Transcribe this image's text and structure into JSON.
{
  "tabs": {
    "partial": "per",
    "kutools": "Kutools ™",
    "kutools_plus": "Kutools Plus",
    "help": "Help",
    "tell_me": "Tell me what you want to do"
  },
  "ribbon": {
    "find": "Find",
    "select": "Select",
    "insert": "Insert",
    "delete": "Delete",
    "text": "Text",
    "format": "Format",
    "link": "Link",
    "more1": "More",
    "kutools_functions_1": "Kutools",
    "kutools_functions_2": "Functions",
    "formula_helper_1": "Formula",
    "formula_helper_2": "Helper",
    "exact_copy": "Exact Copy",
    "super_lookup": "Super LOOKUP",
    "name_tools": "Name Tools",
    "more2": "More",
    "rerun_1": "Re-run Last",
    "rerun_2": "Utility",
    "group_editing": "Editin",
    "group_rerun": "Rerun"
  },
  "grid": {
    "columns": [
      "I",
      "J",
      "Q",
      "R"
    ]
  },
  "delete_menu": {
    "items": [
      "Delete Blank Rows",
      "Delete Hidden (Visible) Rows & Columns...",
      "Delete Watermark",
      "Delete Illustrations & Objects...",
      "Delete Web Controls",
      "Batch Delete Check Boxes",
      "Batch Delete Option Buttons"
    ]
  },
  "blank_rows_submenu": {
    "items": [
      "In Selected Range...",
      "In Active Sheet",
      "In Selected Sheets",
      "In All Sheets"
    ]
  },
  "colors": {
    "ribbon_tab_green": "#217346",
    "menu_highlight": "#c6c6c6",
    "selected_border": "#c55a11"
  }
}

* * * * * * *

Problem to solve: Write out the whole listing again. Match it word for word.

Problem solution:
Transcribe this image's text and structure into JSON.
{
  "tabs": {
    "partial": "per",
    "kutools": "Kutools ™",
    "kutools_plus": "Kutools Plus",
    "help": "Help",
    "tell_me": "Tell me what you want to do"
  },
  "ribbon": {
    "find": "Find",
    "select": "Select",
    "insert": "Insert",
    "delete": "Delete",
    "text": "Text",
    "format": "Format",
    "link": "Link",
    "more1": "More",
    "kutools_functions_1": "Kutools",
    "kutools_functions_2": "Functions",
    "formula_helper_1": "Formula",
    "formula_helper_2": "Helper",
    "exact_copy": "Exact Copy",
    "super_lookup": "Super LOOKUP",
    "name_tools": "Name Tools",
    "more2": "More",
    "rerun_1": "Re-run Last",
    "rerun_2": "Utility",
    "group_editing": "Editin",
    "group_rerun": "Rerun"
  },
  "grid": {
    "columns": [
      "I",
      "J",
      "Q",
      "R"
    ]
  },
  "delete_menu": {
    "items": [
      "Delete Blank Rows",
      "Delete Hidden (Visible) Rows & Columns...",
      "Delete Watermark",
      "Delete Illustrations & Objects...",
      "Delete Web Controls",
      "Batch Delete Check Boxes",
      "Batch Delete Option Buttons"
    ]
  },
  "blank_rows_submenu": {
    "items": [
      "In Selected Range...",
      "In Active Sheet",
      "In Selected Sheets",
      "In All Sheets"
    ]
  },
  "colors": {
    "ribbon_tab_green": "#217346",
    "menu_highlight": "#c6c6c6",
    "selected_border": "#c55a11"
  }
}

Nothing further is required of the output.